(Collected data entries)

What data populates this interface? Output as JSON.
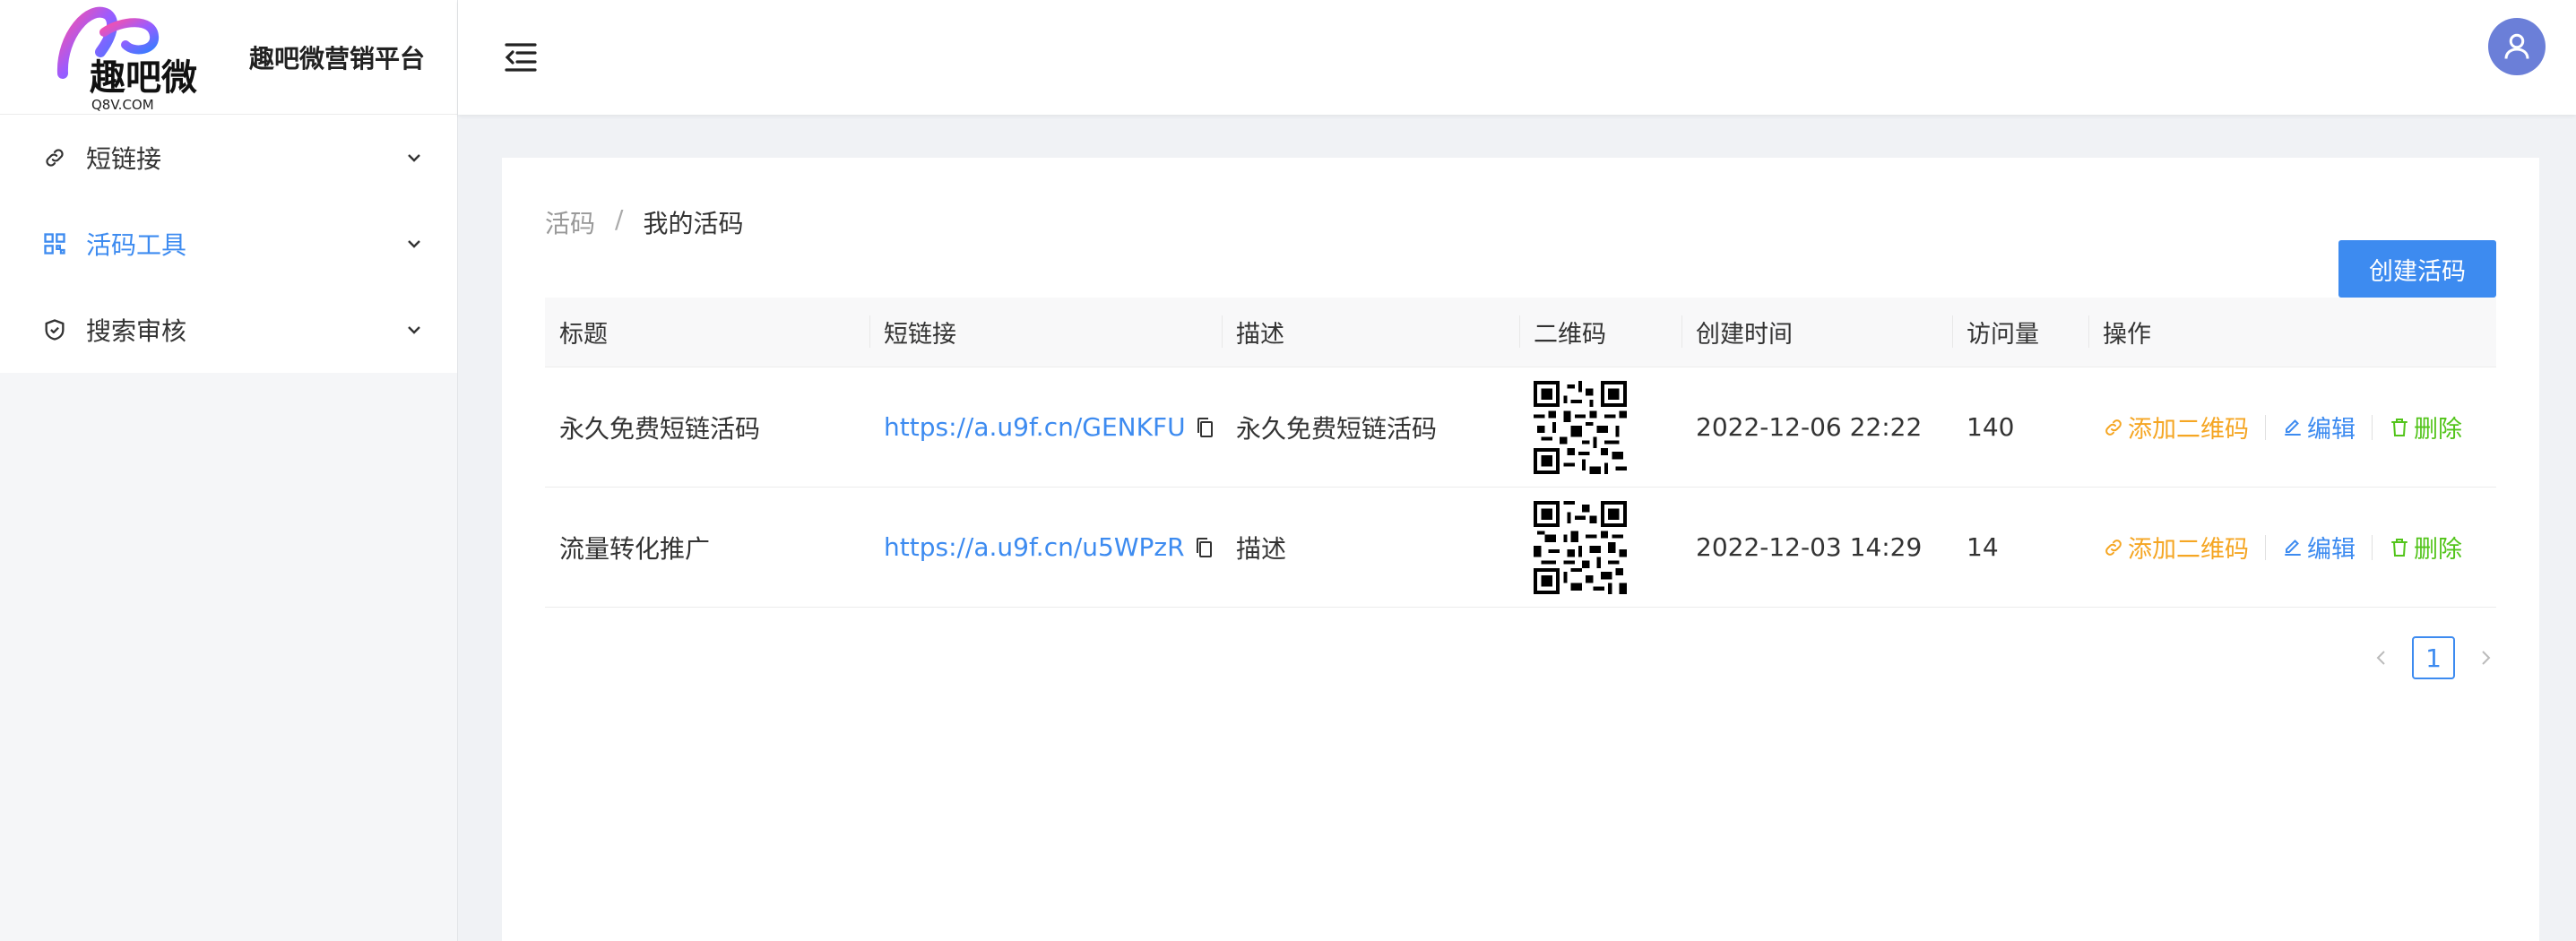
{
  "brand": {
    "logo_text": "趣吧微",
    "logo_sub": "Q8V.COM",
    "title": "趣吧微营销平台"
  },
  "sidebar": {
    "items": [
      {
        "label": "短链接",
        "icon": "link-icon"
      },
      {
        "label": "活码工具",
        "icon": "qrcode-icon",
        "active": true
      },
      {
        "label": "搜索审核",
        "icon": "shield-icon"
      }
    ]
  },
  "breadcrumb": {
    "parent": "活码",
    "separator": "/",
    "current": "我的活码"
  },
  "toolbar": {
    "create_label": "创建活码"
  },
  "table": {
    "columns": [
      "标题",
      "短链接",
      "描述",
      "二维码",
      "创建时间",
      "访问量",
      "操作"
    ],
    "rows": [
      {
        "title": "永久免费短链活码",
        "short_link": "https://a.u9f.cn/GENKFU",
        "description": "永久免费短链活码",
        "created": "2022-12-06 22:22",
        "visits": "140"
      },
      {
        "title": "流量转化推广",
        "short_link": "https://a.u9f.cn/u5WPzR",
        "description": "描述",
        "created": "2022-12-03 14:29",
        "visits": "14"
      }
    ],
    "actions": {
      "add_qr": "添加二维码",
      "edit": "编辑",
      "delete": "删除"
    }
  },
  "pagination": {
    "current_page": "1"
  },
  "colors": {
    "primary": "#3d8bf0",
    "orange": "#f5a623",
    "green": "#52c41a",
    "avatar": "#6b7fd8"
  }
}
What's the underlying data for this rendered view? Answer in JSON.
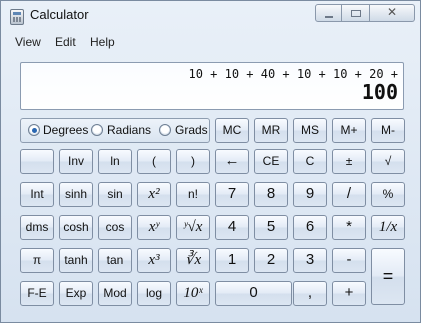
{
  "window": {
    "title": "Calculator",
    "controls": {
      "minimize_icon": "minimize-icon",
      "maximize_icon": "maximize-icon",
      "close_label": "✕"
    }
  },
  "menu": {
    "view": "View",
    "edit": "Edit",
    "help": "Help"
  },
  "display": {
    "expression": "10 + 10 + 40 + 10 + 10 + 20 +",
    "result": "100"
  },
  "angle_modes": {
    "selected": "Degrees",
    "options": [
      "Degrees",
      "Radians",
      "Grads"
    ]
  },
  "buttons": {
    "memory": [
      "MC",
      "MR",
      "MS",
      "M+",
      "M-"
    ],
    "row1": [
      "",
      "Inv",
      "ln",
      "(",
      ")",
      "←",
      "CE",
      "C",
      "±",
      "√"
    ],
    "row2": [
      "Int",
      "sinh",
      "sin",
      "x²",
      "n!",
      "7",
      "8",
      "9",
      "/",
      "%"
    ],
    "row3": [
      "dms",
      "cosh",
      "cos",
      "xʸ",
      "ʸ√x",
      "4",
      "5",
      "6",
      "*",
      "1/x"
    ],
    "row4": [
      "π",
      "tanh",
      "tan",
      "x³",
      "∛x",
      "1",
      "2",
      "3",
      "-",
      "="
    ],
    "row5": [
      "F-E",
      "Exp",
      "Mod",
      "log",
      "10ˣ",
      "0",
      ",",
      "+"
    ]
  }
}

§ **THE TASK**
Print all the records again exactly; do not include any picture.

§ **COMPLETE RESPONSE**
What data populates this interface? Output as JSON.
{
  "brand": {
    "logo_text": "趣吧微",
    "logo_sub": "Q8V.COM",
    "title": "趣吧微营销平台"
  },
  "sidebar": {
    "items": [
      {
        "label": "短链接",
        "icon": "link-icon"
      },
      {
        "label": "活码工具",
        "icon": "qrcode-icon",
        "active": true
      },
      {
        "label": "搜索审核",
        "icon": "shield-icon"
      }
    ]
  },
  "breadcrumb": {
    "parent": "活码",
    "separator": "/",
    "current": "我的活码"
  },
  "toolbar": {
    "create_label": "创建活码"
  },
  "table": {
    "columns": [
      "标题",
      "短链接",
      "描述",
      "二维码",
      "创建时间",
      "访问量",
      "操作"
    ],
    "rows": [
      {
        "title": "永久免费短链活码",
        "short_link": "https://a.u9f.cn/GENKFU",
        "description": "永久免费短链活码",
        "created": "2022-12-06 22:22",
        "visits": "140"
      },
      {
        "title": "流量转化推广",
        "short_link": "https://a.u9f.cn/u5WPzR",
        "description": "描述",
        "created": "2022-12-03 14:29",
        "visits": "14"
      }
    ],
    "actions": {
      "add_qr": "添加二维码",
      "edit": "编辑",
      "delete": "删除"
    }
  },
  "pagination": {
    "current_page": "1"
  },
  "colors": {
    "primary": "#3d8bf0",
    "orange": "#f5a623",
    "green": "#52c41a",
    "avatar": "#6b7fd8"
  }
}
What's the underlying data for this rendered view? Answer in JSON.
{
  "window": {
    "title": "Calculator",
    "controls": {
      "minimize_icon": "minimize-icon",
      "maximize_icon": "maximize-icon",
      "close_label": "✕"
    }
  },
  "menu": {
    "view": "View",
    "edit": "Edit",
    "help": "Help"
  },
  "display": {
    "expression": "10 + 10 + 40 + 10 + 10 + 20 +",
    "result": "100"
  },
  "angle_modes": {
    "selected": "Degrees",
    "options": [
      "Degrees",
      "Radians",
      "Grads"
    ]
  },
  "buttons": {
    "memory": [
      "MC",
      "MR",
      "MS",
      "M+",
      "M-"
    ],
    "row1": [
      "",
      "Inv",
      "ln",
      "(",
      ")",
      "←",
      "CE",
      "C",
      "±",
      "√"
    ],
    "row2": [
      "Int",
      "sinh",
      "sin",
      "x²",
      "n!",
      "7",
      "8",
      "9",
      "/",
      "%"
    ],
    "row3": [
      "dms",
      "cosh",
      "cos",
      "xʸ",
      "ʸ√x",
      "4",
      "5",
      "6",
      "*",
      "1/x"
    ],
    "row4": [
      "π",
      "tanh",
      "tan",
      "x³",
      "∛x",
      "1",
      "2",
      "3",
      "-",
      "="
    ],
    "row5": [
      "F-E",
      "Exp",
      "Mod",
      "log",
      "10ˣ",
      "0",
      ",",
      "+"
    ]
  }
}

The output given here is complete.